> [Information given]:
• • • • • • •

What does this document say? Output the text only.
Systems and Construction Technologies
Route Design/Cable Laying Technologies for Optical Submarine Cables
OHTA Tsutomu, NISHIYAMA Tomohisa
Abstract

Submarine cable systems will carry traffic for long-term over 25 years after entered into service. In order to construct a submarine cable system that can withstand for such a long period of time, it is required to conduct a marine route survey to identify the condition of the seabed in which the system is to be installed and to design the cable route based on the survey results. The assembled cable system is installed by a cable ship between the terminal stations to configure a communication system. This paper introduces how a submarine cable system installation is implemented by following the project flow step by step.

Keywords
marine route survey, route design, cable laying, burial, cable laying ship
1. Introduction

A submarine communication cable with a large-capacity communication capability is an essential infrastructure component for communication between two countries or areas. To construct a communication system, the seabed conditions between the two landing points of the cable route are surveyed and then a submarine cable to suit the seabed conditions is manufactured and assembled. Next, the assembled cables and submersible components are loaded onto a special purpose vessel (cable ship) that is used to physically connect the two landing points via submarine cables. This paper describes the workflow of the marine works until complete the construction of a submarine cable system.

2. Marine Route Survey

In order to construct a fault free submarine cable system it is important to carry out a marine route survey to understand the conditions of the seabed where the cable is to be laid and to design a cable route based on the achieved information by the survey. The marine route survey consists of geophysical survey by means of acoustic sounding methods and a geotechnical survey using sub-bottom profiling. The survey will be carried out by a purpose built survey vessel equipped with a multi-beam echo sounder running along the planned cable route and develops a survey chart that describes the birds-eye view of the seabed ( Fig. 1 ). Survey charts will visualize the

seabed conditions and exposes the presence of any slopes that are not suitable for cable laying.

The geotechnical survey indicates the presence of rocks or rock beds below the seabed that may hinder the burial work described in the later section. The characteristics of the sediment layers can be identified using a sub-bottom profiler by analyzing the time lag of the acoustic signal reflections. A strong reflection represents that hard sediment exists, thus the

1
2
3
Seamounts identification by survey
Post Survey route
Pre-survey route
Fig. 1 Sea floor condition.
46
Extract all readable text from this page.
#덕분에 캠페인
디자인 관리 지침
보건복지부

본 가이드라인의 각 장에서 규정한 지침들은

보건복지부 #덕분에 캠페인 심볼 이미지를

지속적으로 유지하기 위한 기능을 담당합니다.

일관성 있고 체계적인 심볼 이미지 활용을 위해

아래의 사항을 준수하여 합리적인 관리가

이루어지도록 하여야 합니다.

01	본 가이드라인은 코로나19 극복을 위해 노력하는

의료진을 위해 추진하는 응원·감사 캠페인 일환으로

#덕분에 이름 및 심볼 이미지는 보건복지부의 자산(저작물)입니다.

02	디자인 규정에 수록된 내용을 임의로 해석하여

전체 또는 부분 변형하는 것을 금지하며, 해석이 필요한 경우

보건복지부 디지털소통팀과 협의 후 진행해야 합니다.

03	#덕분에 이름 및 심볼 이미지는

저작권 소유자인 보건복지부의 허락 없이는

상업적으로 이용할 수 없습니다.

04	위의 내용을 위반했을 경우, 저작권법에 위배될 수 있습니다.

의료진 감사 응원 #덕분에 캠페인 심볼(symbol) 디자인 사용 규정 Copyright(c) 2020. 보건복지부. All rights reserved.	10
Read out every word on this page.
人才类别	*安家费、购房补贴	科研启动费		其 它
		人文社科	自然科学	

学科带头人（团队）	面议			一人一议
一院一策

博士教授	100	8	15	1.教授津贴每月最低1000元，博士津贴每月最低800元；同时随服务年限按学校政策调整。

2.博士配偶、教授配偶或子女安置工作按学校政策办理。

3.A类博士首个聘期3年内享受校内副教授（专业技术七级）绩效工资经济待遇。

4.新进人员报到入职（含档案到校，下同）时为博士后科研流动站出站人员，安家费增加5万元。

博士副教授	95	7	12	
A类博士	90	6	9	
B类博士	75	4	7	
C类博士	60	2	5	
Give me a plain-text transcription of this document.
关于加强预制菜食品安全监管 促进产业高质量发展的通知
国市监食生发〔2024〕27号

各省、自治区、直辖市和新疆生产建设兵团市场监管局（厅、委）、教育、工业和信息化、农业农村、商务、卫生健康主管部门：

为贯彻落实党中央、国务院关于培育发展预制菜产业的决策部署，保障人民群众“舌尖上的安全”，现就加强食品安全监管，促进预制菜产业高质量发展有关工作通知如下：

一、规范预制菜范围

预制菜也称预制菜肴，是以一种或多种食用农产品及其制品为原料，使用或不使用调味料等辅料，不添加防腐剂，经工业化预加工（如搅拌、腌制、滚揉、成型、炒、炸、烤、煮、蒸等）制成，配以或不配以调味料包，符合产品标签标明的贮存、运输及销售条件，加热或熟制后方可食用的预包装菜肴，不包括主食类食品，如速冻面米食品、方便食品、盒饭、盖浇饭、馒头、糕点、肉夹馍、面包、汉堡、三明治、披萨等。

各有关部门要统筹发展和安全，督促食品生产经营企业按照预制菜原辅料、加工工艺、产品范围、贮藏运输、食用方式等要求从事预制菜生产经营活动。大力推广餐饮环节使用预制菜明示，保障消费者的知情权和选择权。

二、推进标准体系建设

• • • • • • •

> [Exercise prompt]: Exactly and exclusively, repeat the lines from the line that contains "Give me a plain-text" through the end of the records, both ends included.

> [Response to this task]:
Give me a plain-text transcription of this document.
关于加强预制菜食品安全监管 促进产业高质量发展的通知
国市监食生发〔2024〕27号

各省、自治区、直辖市和新疆生产建设兵团市场监管局（厅、委）、教育、工业和信息化、农业农村、商务、卫生健康主管部门：

为贯彻落实党中央、国务院关于培育发展预制菜产业的决策部署，保障人民群众“舌尖上的安全”，现就加强食品安全监管，促进预制菜产业高质量发展有关工作通知如下：

一、规范预制菜范围

预制菜也称预制菜肴，是以一种或多种食用农产品及其制品为原料，使用或不使用调味料等辅料，不添加防腐剂，经工业化预加工（如搅拌、腌制、滚揉、成型、炒、炸、烤、煮、蒸等）制成，配以或不配以调味料包，符合产品标签标明的贮存、运输及销售条件，加热或熟制后方可食用的预包装菜肴，不包括主食类食品，如速冻面米食品、方便食品、盒饭、盖浇饭、馒头、糕点、肉夹馍、面包、汉堡、三明治、披萨等。

各有关部门要统筹发展和安全，督促食品生产经营企业按照预制菜原辅料、加工工艺、产品范围、贮藏运输、食用方式等要求从事预制菜生产经营活动。大力推广餐饮环节使用预制菜明示，保障消费者的知情权和选择权。

二、推进标准体系建设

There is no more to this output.